WHAT THE TASK ASKS | Pull every line that holds the word "معادن" from the entries.

RECORDED INFORMATION |
# # #
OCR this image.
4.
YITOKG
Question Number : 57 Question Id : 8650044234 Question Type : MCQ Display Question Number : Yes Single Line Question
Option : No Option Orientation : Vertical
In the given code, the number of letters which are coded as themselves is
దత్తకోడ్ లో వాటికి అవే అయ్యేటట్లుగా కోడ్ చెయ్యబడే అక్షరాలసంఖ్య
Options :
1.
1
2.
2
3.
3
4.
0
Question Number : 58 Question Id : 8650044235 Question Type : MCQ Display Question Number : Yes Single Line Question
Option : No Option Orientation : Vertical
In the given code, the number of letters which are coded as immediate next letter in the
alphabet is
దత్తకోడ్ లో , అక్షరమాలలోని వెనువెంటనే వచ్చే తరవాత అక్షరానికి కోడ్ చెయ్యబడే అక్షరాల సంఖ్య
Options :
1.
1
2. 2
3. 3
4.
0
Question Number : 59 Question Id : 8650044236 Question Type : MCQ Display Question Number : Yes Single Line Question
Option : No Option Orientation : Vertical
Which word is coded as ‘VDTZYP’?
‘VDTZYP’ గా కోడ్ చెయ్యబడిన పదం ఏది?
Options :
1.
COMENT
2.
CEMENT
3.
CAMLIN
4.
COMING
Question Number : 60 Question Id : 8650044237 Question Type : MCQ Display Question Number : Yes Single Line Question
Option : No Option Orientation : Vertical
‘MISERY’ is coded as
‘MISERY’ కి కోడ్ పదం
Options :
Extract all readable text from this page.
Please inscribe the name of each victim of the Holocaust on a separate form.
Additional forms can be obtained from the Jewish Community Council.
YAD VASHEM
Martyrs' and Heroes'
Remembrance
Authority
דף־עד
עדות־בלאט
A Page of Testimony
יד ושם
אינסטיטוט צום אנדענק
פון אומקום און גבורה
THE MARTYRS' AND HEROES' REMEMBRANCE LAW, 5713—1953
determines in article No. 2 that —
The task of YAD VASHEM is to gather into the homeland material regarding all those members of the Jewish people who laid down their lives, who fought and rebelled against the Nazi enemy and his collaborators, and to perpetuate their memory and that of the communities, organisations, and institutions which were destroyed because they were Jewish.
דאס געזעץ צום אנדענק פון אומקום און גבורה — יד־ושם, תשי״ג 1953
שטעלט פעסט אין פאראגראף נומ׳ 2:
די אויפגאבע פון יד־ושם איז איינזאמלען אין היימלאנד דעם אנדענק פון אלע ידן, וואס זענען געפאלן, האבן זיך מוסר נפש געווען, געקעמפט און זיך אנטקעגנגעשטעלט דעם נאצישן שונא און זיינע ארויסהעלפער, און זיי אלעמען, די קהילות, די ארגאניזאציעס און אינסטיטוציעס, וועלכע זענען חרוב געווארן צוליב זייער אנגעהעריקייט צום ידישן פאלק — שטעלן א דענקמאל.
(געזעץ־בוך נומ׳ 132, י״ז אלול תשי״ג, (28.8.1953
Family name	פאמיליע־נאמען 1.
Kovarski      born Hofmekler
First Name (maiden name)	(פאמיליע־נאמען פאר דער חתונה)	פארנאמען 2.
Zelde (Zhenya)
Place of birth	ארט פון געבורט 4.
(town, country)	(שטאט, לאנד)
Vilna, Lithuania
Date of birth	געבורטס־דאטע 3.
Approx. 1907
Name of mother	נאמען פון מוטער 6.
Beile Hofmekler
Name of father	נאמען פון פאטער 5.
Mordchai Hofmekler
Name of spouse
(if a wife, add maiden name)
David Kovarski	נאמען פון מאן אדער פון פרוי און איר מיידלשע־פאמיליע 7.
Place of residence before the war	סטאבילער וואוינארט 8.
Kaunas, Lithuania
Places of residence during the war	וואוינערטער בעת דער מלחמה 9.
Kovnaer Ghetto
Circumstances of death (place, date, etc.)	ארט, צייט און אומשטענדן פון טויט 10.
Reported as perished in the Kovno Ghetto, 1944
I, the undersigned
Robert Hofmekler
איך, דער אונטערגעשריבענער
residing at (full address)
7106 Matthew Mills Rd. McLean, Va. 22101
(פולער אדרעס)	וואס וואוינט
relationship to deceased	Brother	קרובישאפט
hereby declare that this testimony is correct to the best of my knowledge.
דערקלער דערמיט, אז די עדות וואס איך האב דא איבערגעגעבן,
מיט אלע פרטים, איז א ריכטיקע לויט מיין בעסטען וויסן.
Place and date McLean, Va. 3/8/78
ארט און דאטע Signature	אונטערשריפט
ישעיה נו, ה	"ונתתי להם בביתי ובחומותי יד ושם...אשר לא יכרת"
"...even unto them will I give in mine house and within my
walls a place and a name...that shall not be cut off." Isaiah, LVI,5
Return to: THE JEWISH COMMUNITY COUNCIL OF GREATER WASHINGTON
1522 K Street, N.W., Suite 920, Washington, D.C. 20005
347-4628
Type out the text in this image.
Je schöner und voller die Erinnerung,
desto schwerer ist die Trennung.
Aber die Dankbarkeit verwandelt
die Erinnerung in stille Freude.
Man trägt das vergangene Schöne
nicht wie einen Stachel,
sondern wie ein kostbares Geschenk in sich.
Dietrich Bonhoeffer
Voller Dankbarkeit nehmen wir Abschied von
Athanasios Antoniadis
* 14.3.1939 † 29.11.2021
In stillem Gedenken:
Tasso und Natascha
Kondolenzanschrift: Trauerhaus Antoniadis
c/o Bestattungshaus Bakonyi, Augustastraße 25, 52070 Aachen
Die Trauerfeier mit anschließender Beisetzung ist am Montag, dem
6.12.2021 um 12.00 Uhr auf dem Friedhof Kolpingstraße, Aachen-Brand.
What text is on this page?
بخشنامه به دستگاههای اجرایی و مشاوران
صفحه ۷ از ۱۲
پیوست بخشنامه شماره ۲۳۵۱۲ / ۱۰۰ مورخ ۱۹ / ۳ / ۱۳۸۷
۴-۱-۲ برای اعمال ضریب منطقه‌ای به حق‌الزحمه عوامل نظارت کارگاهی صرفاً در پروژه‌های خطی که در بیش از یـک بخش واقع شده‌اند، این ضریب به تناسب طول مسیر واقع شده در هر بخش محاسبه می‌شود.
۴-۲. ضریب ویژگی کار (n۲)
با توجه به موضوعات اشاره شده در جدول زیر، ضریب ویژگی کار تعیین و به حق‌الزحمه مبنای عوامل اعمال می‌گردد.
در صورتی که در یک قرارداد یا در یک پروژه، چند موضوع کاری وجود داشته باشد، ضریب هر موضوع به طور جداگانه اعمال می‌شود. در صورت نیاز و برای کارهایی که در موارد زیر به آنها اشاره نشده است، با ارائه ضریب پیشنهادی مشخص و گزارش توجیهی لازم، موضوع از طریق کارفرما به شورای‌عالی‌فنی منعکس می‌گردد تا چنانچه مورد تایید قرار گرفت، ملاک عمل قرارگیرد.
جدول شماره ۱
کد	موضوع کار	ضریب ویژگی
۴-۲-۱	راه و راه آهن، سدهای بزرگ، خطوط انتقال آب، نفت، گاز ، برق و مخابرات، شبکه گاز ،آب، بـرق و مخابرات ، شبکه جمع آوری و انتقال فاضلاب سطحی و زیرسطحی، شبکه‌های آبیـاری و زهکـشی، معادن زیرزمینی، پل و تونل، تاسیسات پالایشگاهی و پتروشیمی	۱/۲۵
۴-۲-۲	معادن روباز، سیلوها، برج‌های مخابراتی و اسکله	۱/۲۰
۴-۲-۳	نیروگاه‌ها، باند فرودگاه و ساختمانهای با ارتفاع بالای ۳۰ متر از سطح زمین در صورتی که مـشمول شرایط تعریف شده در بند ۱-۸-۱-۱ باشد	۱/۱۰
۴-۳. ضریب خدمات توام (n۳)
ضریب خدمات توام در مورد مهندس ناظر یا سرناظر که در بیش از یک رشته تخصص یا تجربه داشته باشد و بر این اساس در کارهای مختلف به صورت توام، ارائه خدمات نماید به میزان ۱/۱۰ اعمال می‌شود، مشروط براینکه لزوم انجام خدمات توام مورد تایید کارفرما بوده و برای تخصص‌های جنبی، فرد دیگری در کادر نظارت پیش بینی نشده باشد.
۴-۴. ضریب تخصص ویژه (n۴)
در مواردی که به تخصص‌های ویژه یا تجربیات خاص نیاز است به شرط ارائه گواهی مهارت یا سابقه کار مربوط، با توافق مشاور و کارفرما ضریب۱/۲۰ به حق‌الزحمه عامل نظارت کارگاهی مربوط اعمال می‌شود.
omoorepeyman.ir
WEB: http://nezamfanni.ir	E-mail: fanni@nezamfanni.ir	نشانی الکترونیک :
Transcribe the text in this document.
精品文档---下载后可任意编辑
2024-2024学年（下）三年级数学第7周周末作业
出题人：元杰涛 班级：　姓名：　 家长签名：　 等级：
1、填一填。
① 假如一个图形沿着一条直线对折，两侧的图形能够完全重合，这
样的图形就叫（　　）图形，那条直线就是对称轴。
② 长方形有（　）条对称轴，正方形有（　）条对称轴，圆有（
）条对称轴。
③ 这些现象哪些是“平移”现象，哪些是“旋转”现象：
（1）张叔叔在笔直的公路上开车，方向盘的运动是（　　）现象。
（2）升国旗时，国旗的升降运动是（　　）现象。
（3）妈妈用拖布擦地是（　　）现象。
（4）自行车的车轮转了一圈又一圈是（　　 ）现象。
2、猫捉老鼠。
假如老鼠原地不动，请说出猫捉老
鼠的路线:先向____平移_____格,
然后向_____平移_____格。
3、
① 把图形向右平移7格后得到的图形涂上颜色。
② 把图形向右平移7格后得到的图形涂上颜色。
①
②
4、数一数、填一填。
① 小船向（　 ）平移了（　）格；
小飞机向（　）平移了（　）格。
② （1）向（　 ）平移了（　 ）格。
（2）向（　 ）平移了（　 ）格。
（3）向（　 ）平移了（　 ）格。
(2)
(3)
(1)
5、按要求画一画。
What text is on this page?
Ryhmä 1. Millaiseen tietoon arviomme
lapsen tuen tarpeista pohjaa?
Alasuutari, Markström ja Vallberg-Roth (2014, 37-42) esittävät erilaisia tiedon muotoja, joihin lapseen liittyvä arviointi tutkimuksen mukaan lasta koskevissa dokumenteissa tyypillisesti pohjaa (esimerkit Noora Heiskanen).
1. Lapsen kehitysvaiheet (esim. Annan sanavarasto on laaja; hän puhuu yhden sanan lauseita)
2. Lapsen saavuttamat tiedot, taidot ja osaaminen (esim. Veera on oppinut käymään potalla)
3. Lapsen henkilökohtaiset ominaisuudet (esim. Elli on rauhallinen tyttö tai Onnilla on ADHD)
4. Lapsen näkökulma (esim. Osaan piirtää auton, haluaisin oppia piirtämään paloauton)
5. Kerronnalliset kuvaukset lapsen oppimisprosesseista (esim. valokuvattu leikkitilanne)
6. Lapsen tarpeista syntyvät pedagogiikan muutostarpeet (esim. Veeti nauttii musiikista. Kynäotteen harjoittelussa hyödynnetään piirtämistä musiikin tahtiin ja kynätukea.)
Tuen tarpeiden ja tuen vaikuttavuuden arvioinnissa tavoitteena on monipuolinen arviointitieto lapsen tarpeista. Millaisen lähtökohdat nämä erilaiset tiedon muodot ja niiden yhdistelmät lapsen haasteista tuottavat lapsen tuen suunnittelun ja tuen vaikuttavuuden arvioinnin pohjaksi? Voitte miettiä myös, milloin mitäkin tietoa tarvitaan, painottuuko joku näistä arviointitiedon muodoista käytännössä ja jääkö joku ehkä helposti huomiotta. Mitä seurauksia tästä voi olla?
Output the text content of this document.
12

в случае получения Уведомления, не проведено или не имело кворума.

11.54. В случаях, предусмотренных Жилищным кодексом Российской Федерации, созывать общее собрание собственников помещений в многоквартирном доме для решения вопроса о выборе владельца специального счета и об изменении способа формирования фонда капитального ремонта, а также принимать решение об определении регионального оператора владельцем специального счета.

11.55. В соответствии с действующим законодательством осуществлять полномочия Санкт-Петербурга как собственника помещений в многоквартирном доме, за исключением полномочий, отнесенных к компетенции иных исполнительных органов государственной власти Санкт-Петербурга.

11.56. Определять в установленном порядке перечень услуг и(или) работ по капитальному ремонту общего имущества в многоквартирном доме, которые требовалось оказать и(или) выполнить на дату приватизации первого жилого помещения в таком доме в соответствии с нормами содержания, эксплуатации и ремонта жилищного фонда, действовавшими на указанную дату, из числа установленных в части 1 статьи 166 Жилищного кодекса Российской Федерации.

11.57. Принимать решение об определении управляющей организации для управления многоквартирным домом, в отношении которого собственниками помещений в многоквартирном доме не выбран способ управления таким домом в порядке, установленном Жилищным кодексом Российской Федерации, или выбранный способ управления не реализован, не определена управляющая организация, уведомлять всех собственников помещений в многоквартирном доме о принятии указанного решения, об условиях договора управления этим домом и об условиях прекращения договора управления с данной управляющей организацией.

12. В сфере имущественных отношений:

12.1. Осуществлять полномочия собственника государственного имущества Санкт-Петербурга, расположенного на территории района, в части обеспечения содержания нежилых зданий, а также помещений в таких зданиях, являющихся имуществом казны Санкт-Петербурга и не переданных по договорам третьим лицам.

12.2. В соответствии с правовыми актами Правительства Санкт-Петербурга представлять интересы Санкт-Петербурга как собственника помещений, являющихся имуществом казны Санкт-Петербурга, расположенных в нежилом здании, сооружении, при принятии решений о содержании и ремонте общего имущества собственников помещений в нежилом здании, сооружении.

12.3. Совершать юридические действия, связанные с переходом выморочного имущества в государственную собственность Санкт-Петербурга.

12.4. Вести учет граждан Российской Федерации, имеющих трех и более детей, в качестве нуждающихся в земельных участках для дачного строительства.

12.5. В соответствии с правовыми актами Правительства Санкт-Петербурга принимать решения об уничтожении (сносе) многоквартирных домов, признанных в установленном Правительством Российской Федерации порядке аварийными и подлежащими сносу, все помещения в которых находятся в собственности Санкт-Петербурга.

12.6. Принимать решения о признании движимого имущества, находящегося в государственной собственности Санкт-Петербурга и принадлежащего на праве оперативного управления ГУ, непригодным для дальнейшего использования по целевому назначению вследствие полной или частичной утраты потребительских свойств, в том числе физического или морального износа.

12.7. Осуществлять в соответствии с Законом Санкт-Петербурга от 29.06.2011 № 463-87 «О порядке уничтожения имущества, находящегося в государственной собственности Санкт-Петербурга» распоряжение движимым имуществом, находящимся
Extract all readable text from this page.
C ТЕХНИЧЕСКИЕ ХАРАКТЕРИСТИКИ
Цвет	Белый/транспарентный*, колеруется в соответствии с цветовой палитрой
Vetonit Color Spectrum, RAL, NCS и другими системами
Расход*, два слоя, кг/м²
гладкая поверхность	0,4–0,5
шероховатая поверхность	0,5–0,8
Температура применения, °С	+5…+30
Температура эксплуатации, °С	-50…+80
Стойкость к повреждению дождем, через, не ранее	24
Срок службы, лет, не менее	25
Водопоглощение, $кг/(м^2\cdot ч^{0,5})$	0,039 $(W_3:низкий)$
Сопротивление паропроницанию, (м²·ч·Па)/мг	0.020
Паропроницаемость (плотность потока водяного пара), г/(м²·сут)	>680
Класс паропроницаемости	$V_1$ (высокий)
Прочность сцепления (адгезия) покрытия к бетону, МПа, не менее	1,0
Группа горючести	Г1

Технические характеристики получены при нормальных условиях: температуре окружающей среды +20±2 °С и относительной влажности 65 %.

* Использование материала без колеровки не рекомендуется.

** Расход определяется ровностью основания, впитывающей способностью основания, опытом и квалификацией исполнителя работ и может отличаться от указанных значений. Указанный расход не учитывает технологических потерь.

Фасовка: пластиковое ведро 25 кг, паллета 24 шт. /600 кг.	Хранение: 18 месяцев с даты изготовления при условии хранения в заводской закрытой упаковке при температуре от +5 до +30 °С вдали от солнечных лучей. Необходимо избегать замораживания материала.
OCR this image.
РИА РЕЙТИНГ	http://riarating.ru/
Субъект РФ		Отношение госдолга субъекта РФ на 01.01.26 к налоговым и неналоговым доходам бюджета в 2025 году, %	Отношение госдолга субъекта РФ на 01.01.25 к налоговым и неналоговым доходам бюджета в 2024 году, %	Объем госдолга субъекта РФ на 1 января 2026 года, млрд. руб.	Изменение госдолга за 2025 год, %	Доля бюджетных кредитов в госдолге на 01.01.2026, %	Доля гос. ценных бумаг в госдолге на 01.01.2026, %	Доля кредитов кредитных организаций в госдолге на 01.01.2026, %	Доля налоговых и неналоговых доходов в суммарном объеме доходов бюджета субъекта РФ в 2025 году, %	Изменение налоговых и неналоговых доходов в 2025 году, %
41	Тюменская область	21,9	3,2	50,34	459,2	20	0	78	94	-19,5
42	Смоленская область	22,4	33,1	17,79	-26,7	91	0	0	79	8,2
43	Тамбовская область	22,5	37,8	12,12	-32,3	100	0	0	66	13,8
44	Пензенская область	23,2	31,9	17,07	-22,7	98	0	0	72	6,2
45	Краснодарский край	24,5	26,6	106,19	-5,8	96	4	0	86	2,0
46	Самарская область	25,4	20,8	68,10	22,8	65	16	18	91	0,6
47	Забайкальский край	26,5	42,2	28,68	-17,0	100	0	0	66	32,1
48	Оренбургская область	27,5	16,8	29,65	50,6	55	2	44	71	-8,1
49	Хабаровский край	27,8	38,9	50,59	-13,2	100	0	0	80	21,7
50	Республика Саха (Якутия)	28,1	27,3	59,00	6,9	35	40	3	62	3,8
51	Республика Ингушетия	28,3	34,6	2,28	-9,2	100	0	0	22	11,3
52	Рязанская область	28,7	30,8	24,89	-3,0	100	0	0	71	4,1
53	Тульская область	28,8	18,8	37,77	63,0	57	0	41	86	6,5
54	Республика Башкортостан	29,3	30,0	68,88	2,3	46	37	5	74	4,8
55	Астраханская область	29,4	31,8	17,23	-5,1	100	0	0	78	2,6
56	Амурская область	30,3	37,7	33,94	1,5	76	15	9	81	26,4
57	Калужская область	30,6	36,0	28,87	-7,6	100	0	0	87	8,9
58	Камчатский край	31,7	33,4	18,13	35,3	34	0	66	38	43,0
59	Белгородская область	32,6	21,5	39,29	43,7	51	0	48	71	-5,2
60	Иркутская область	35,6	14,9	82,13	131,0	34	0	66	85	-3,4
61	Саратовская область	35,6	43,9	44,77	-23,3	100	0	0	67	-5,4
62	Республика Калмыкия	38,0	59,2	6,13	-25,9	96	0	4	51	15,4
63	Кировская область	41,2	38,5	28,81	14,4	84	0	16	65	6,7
# # #
RESULT OF THIS TASK |
۴-۲-۱	راه و راه آهن، سدهای بزرگ، خطوط انتقال آب، نفت، گاز ، برق و مخابرات، شبکه گاز ،آب، بـرق و مخابرات ، شبکه جمع آوری و انتقال فاضلاب سطحی و زیرسطحی، شبکه‌های آبیـاری و زهکـشی، معادن زیرزمینی، پل و تونل، تاسیسات پالایشگاهی و پتروشیمی	۱/۲۵
۴-۲-۲	معادن روباز، سیلوها، برج‌های مخابراتی و اسکله	۱/۲۰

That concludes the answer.